Directions for this task:
Write out all entries word for word.

Records:
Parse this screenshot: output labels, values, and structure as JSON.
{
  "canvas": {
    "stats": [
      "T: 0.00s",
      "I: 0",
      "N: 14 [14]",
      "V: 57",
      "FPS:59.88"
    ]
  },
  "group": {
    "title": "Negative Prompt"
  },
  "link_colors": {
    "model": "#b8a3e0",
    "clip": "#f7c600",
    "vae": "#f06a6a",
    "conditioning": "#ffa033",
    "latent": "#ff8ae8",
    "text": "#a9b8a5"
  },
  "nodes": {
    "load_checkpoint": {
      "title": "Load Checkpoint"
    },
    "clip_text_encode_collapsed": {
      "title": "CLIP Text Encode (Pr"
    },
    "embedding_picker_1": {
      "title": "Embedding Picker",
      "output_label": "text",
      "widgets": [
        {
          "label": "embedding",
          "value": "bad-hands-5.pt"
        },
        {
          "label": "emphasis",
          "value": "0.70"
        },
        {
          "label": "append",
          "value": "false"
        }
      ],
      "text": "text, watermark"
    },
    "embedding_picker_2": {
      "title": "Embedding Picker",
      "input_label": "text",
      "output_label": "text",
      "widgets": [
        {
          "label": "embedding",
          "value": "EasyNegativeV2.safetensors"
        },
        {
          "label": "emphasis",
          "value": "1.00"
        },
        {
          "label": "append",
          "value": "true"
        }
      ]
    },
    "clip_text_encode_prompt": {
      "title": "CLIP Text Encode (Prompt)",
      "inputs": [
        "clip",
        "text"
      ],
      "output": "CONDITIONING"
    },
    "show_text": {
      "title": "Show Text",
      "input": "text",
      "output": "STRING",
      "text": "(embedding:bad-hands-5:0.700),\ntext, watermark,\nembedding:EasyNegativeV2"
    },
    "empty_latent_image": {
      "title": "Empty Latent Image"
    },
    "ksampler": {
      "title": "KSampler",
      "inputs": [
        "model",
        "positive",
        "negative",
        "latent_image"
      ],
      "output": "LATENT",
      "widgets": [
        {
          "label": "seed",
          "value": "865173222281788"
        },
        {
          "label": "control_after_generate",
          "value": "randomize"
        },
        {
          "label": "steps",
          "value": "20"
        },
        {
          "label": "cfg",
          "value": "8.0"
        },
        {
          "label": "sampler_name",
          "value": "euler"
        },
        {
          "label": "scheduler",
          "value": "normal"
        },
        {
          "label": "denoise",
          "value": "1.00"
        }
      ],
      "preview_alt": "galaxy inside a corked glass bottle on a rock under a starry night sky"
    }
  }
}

Response below:
Parse this screenshot: output labels, values, and structure as JSON.
{
  "canvas": {
    "stats": [
      "T: 0.00s",
      "I: 0",
      "N: 14 [14]",
      "V: 57",
      "FPS:59.88"
    ]
  },
  "group": {
    "title": "Negative Prompt"
  },
  "link_colors": {
    "model": "#b8a3e0",
    "clip": "#f7c600",
    "vae": "#f06a6a",
    "conditioning": "#ffa033",
    "latent": "#ff8ae8",
    "text": "#a9b8a5"
  },
  "nodes": {
    "load_checkpoint": {
      "title": "Load Checkpoint"
    },
    "clip_text_encode_collapsed": {
      "title": "CLIP Text Encode (Pr"
    },
    "embedding_picker_1": {
      "title": "Embedding Picker",
      "output_label": "text",
      "widgets": [
        {
          "label": "embedding",
          "value": "bad-hands-5.pt"
        },
        {
          "label": "emphasis",
          "value": "0.70"
        },
        {
          "label": "append",
          "value": "false"
        }
      ],
      "text": "text, watermark"
    },
    "embedding_picker_2": {
      "title": "Embedding Picker",
      "input_label": "text",
      "output_label": "text",
      "widgets": [
        {
          "label": "embedding",
          "value": "EasyNegativeV2.safetensors"
        },
        {
          "label": "emphasis",
          "value": "1.00"
        },
        {
          "label": "append",
          "value": "true"
        }
      ]
    },
    "clip_text_encode_prompt": {
      "title": "CLIP Text Encode (Prompt)",
      "inputs": [
        "clip",
        "text"
      ],
      "output": "CONDITIONING"
    },
    "show_text": {
      "title": "Show Text",
      "input": "text",
      "output": "STRING",
      "text": "(embedding:bad-hands-5:0.700),\ntext, watermark,\nembedding:EasyNegativeV2"
    },
    "empty_latent_image": {
      "title": "Empty Latent Image"
    },
    "ksampler": {
      "title": "KSampler",
      "inputs": [
        "model",
        "positive",
        "negative",
        "latent_image"
      ],
      "output": "LATENT",
      "widgets": [
        {
          "label": "seed",
          "value": "865173222281788"
        },
        {
          "label": "control_after_generate",
          "value": "randomize"
        },
        {
          "label": "steps",
          "value": "20"
        },
        {
          "label": "cfg",
          "value": "8.0"
        },
        {
          "label": "sampler_name",
          "value": "euler"
        },
        {
          "label": "scheduler",
          "value": "normal"
        },
        {
          "label": "denoise",
          "value": "1.00"
        }
      ],
      "preview_alt": "galaxy inside a corked glass bottle on a rock under a starry night sky"
    }
  }
}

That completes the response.